-- start of Data for this task --

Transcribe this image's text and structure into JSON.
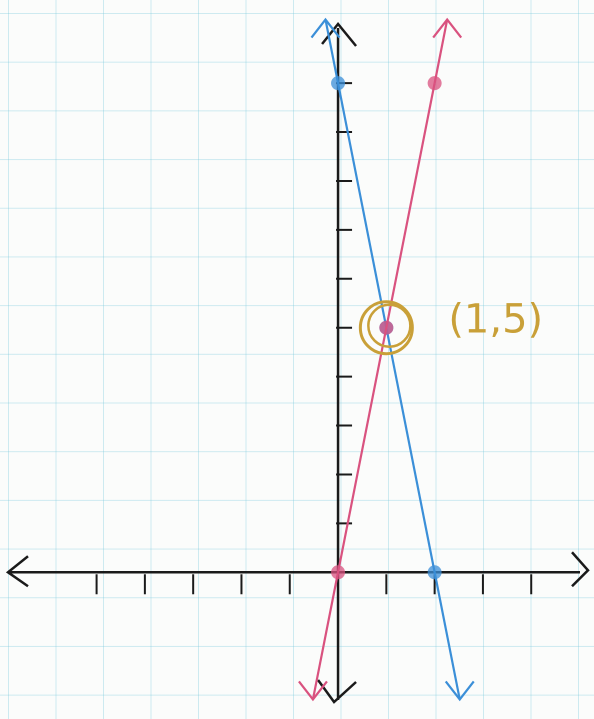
{
  "chart_data": {
    "type": "line",
    "series": [
      {
        "color": "#3b8fd8",
        "x": [
          0,
          1,
          2
        ],
        "values": [
          10,
          5,
          0
        ]
      },
      {
        "color": "#d9527f",
        "x": [
          0,
          1,
          2
        ],
        "values": [
          0,
          5,
          10
        ]
      }
    ],
    "xlim": [
      -7,
      5.3
    ],
    "ylim": [
      -3,
      11.7
    ],
    "xticks": [
      -5,
      -4,
      -3,
      -2,
      -1,
      1,
      2,
      3,
      4
    ],
    "yticks": [
      1,
      2,
      3,
      4,
      5,
      6,
      7,
      8,
      9,
      10
    ],
    "annotations": [
      {
        "text": "(1,5)",
        "x": 1,
        "y": 5,
        "color": "#c9a038"
      }
    ]
  }
}
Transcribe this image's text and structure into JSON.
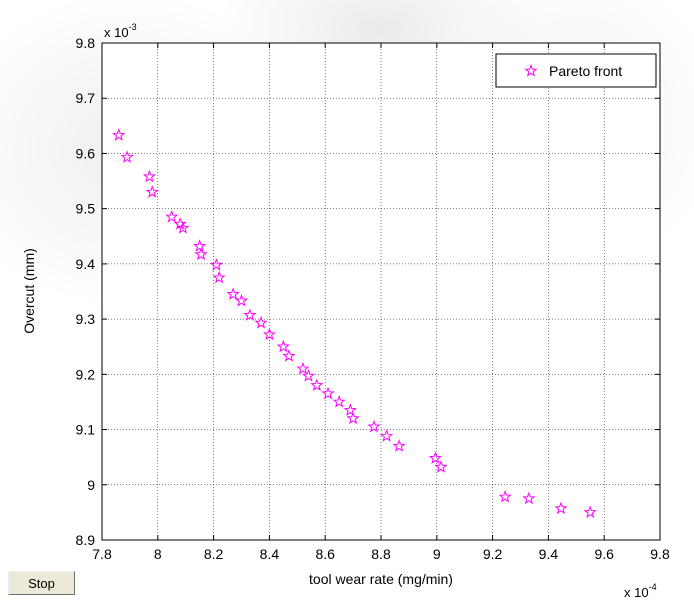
{
  "stop_button": {
    "label": "Stop"
  },
  "chart_data": {
    "type": "scatter",
    "xlabel": "tool wear rate (mg/min)",
    "ylabel": "Overcut (mm)",
    "x_exponent_label": "x 10",
    "x_exponent_power": "-4",
    "y_exponent_label": "x 10",
    "y_exponent_power": "-3",
    "xlim": [
      7.8,
      9.8
    ],
    "ylim": [
      8.9,
      9.8
    ],
    "x_ticks": [
      "7.8",
      "8",
      "8.2",
      "8.4",
      "8.6",
      "8.8",
      "9",
      "9.2",
      "9.4",
      "9.6",
      "9.8"
    ],
    "y_ticks": [
      "8.9",
      "9",
      "9.1",
      "9.2",
      "9.3",
      "9.4",
      "9.5",
      "9.6",
      "9.7",
      "9.8"
    ],
    "grid": true,
    "legend_position": "top-right",
    "marker_color": "#ff00ff",
    "series": [
      {
        "name": "Pareto front",
        "x": [
          7.86,
          7.89,
          7.97,
          7.98,
          8.05,
          8.08,
          8.09,
          8.15,
          8.155,
          8.21,
          8.22,
          8.27,
          8.3,
          8.33,
          8.37,
          8.4,
          8.45,
          8.47,
          8.52,
          8.54,
          8.57,
          8.61,
          8.65,
          8.69,
          8.7,
          8.775,
          8.82,
          8.865,
          8.995,
          9.015,
          9.245,
          9.33,
          9.445,
          9.55
        ],
        "y": [
          9.633,
          9.593,
          9.558,
          9.53,
          9.485,
          9.472,
          9.465,
          9.432,
          9.417,
          9.398,
          9.375,
          9.345,
          9.333,
          9.307,
          9.293,
          9.272,
          9.25,
          9.233,
          9.21,
          9.197,
          9.18,
          9.165,
          9.15,
          9.135,
          9.12,
          9.105,
          9.088,
          9.07,
          9.048,
          9.032,
          8.978,
          8.975,
          8.957,
          8.95
        ]
      }
    ]
  }
}
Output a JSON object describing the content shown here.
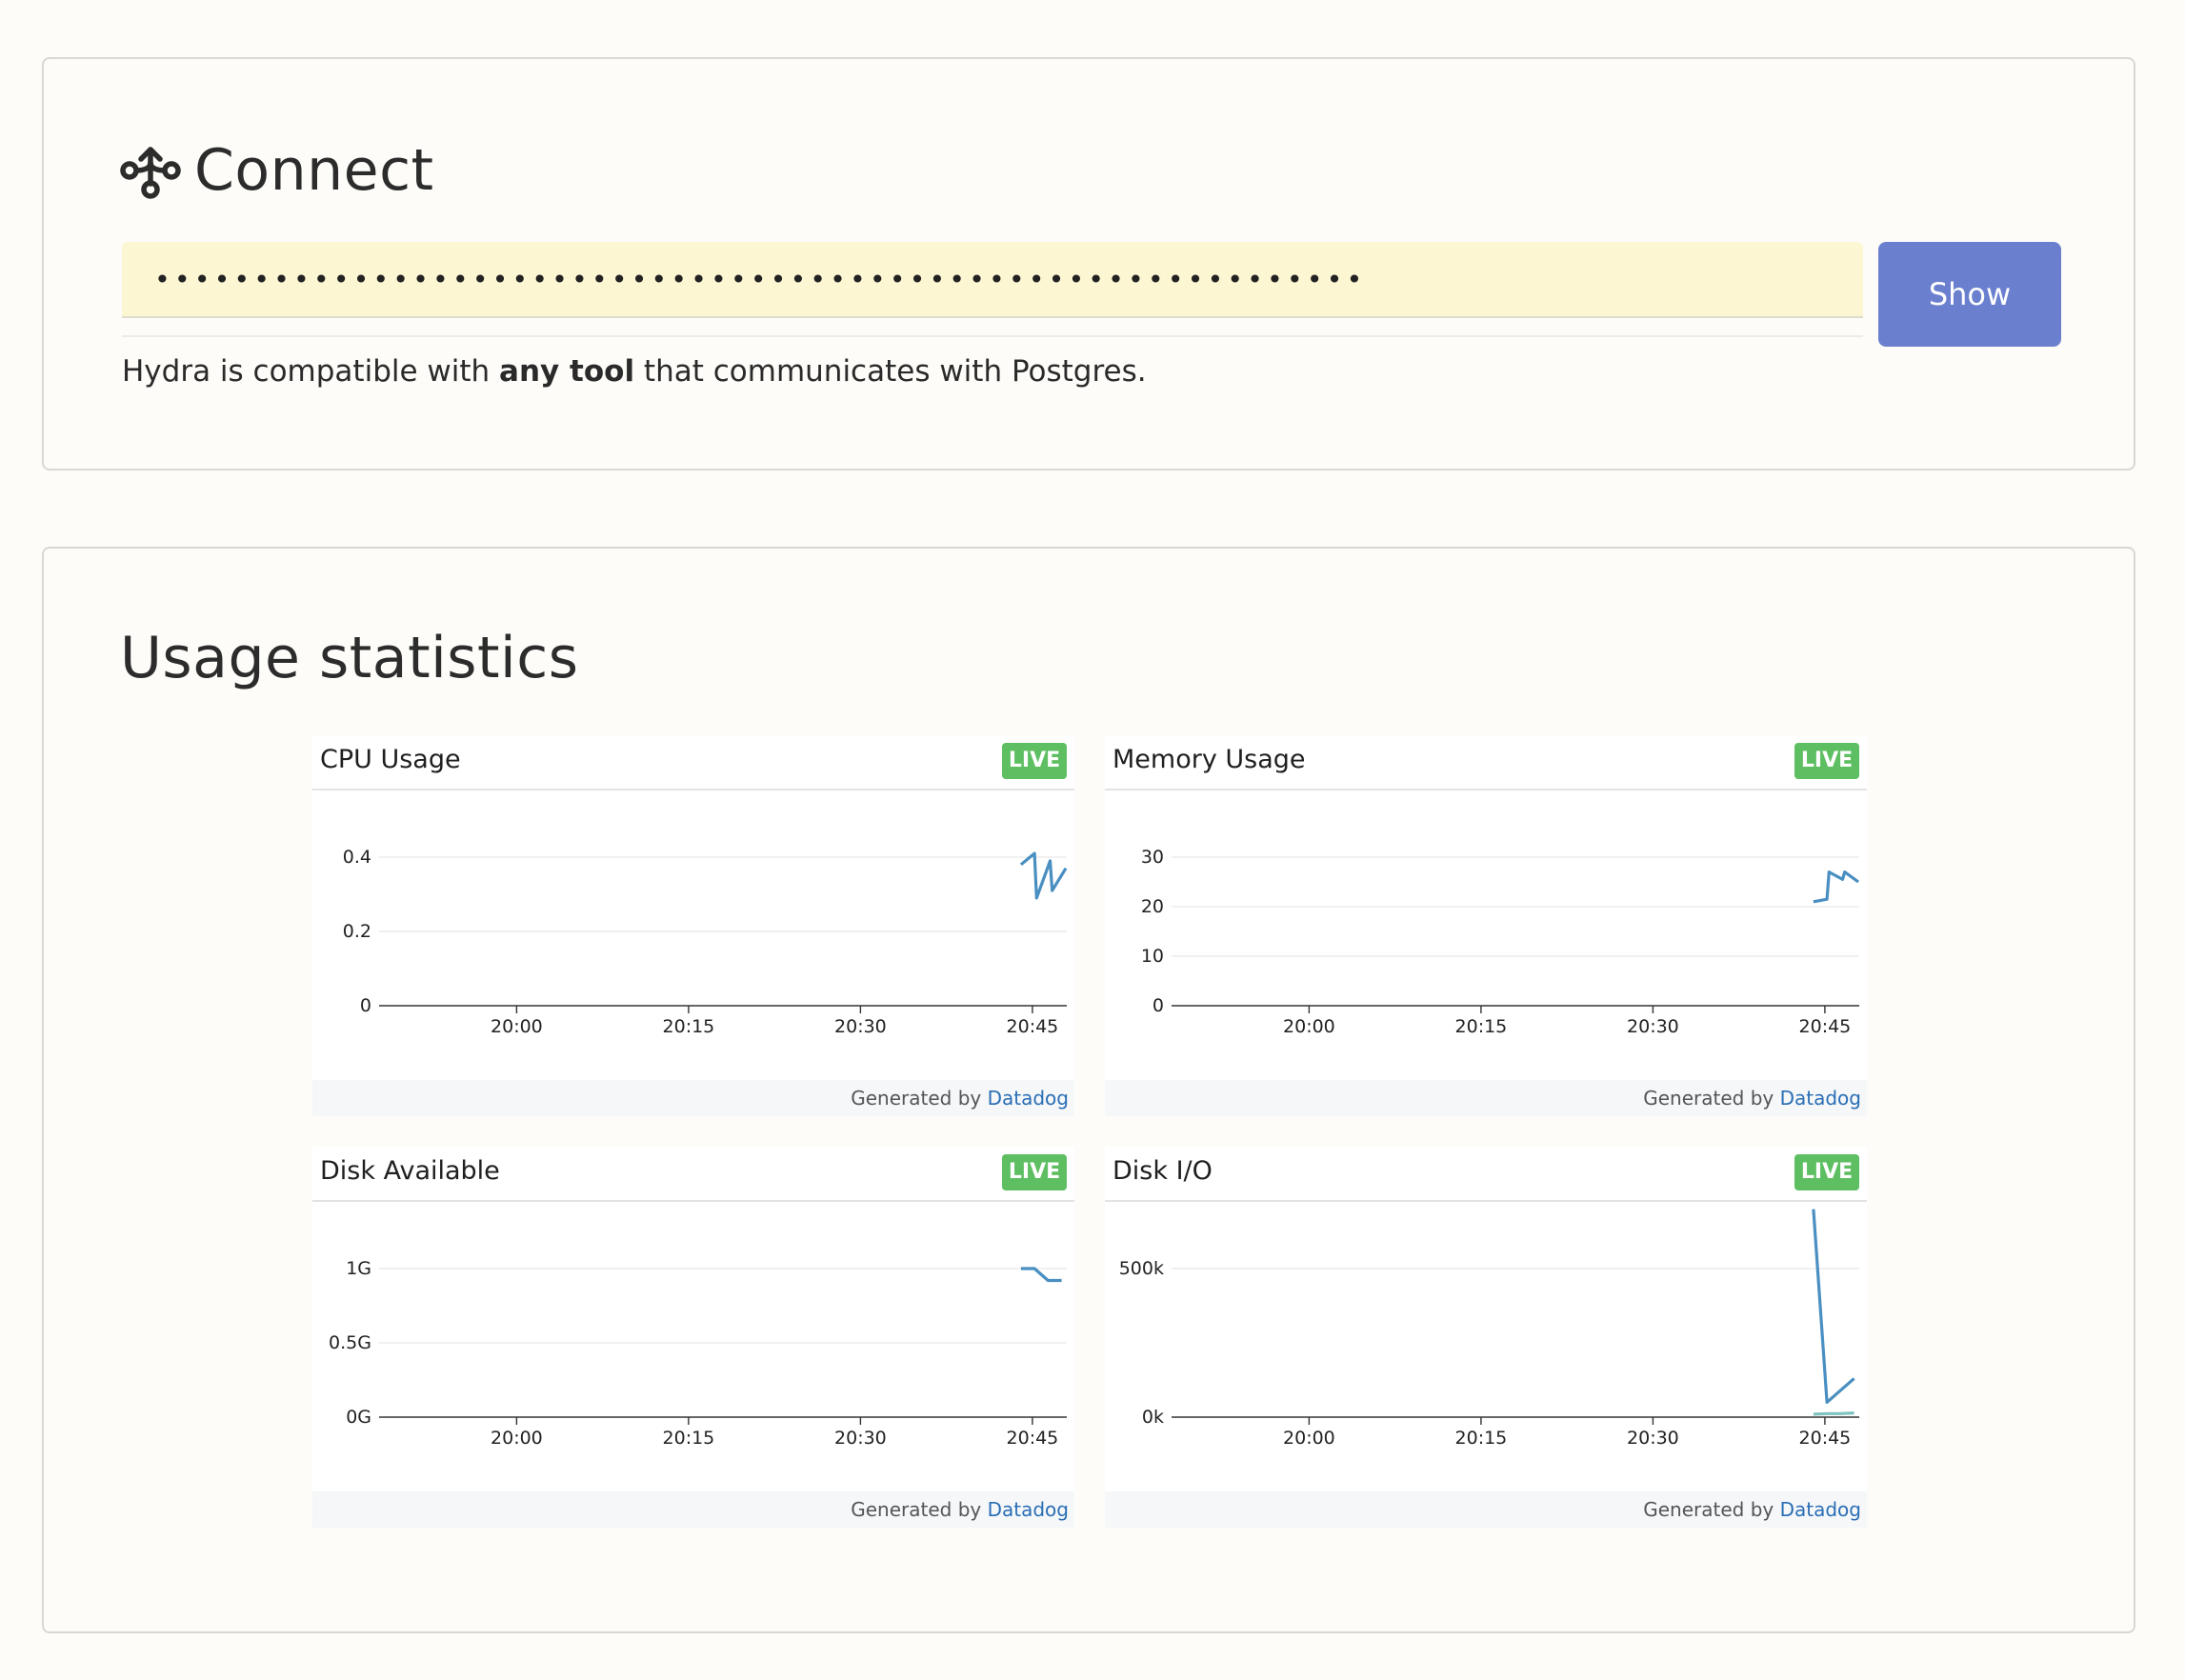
{
  "connect": {
    "title": "Connect",
    "icon": "branch-icon",
    "secret_value": "•••••••••••••••••••••••••••••••••••••••••••••••••••••••••••••",
    "show_label": "Show",
    "compat_before": "Hydra is compatible with ",
    "compat_bold": "any tool",
    "compat_after": " that communicates with Postgres."
  },
  "usage": {
    "title": "Usage statistics",
    "live_label": "LIVE",
    "footer_prefix": "Generated by ",
    "footer_link": "Datadog",
    "line_color": "#4a8fc1"
  },
  "chart_data": [
    {
      "type": "line",
      "title": "CPU Usage",
      "x_ticks": [
        "20:00",
        "20:15",
        "20:30",
        "20:45"
      ],
      "y_ticks": [
        "0",
        "0.2",
        "0.4"
      ],
      "ylim": [
        0,
        0.4
      ],
      "series": [
        {
          "x": [
            "20:44",
            "20:45",
            "20:45",
            "20:46",
            "20:46",
            "20:47"
          ],
          "values": [
            0.38,
            0.41,
            0.29,
            0.39,
            0.31,
            0.37
          ]
        }
      ]
    },
    {
      "type": "line",
      "title": "Memory Usage",
      "x_ticks": [
        "20:00",
        "20:15",
        "20:30",
        "20:45"
      ],
      "y_ticks": [
        "0",
        "10",
        "20",
        "30"
      ],
      "ylim": [
        0,
        30
      ],
      "series": [
        {
          "x": [
            "20:44",
            "20:45",
            "20:45",
            "20:46",
            "20:46",
            "20:47"
          ],
          "values": [
            21,
            21.5,
            27,
            25.5,
            27,
            25
          ]
        }
      ]
    },
    {
      "type": "line",
      "title": "Disk Available",
      "x_ticks": [
        "20:00",
        "20:15",
        "20:30",
        "20:45"
      ],
      "y_ticks": [
        "0G",
        "0.5G",
        "1G"
      ],
      "ylim": [
        0,
        1
      ],
      "series": [
        {
          "x": [
            "20:44",
            "20:45",
            "20:46",
            "20:47"
          ],
          "values": [
            1.0,
            1.0,
            0.92,
            0.92
          ]
        }
      ]
    },
    {
      "type": "line",
      "title": "Disk I/O",
      "x_ticks": [
        "20:00",
        "20:15",
        "20:30",
        "20:45"
      ],
      "y_ticks": [
        "0k",
        "500k"
      ],
      "ylim": [
        0,
        500000
      ],
      "series": [
        {
          "x": [
            "20:44",
            "20:45",
            "20:46",
            "20:47"
          ],
          "values": [
            700000,
            50000,
            90000,
            130000
          ]
        },
        {
          "x": [
            "20:44",
            "20:45",
            "20:46",
            "20:47"
          ],
          "values": [
            10000,
            12000,
            12000,
            14000
          ],
          "color": "#7fc3c0"
        }
      ]
    }
  ]
}
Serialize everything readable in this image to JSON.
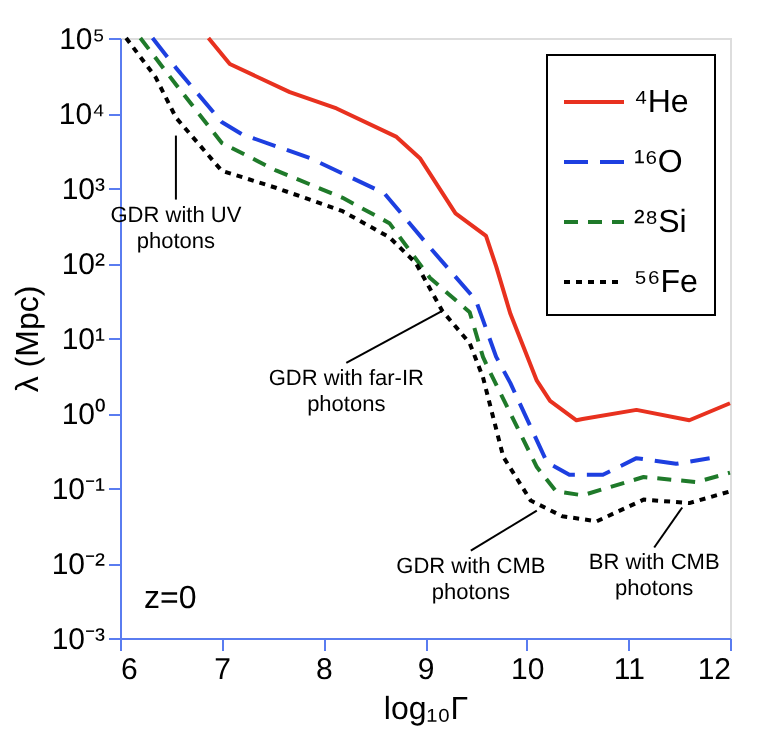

-- end of Data for this task --

- Short problem
Select the lines in this material that hold the word "JSON", leaving none out.

- Solution for this task
Transcribe this image's text and structure into JSON.
Transcribe this image's text and structure into JSON.
Output a JSON object describing the content shown here.
Serialize everything readable in this image to JSON.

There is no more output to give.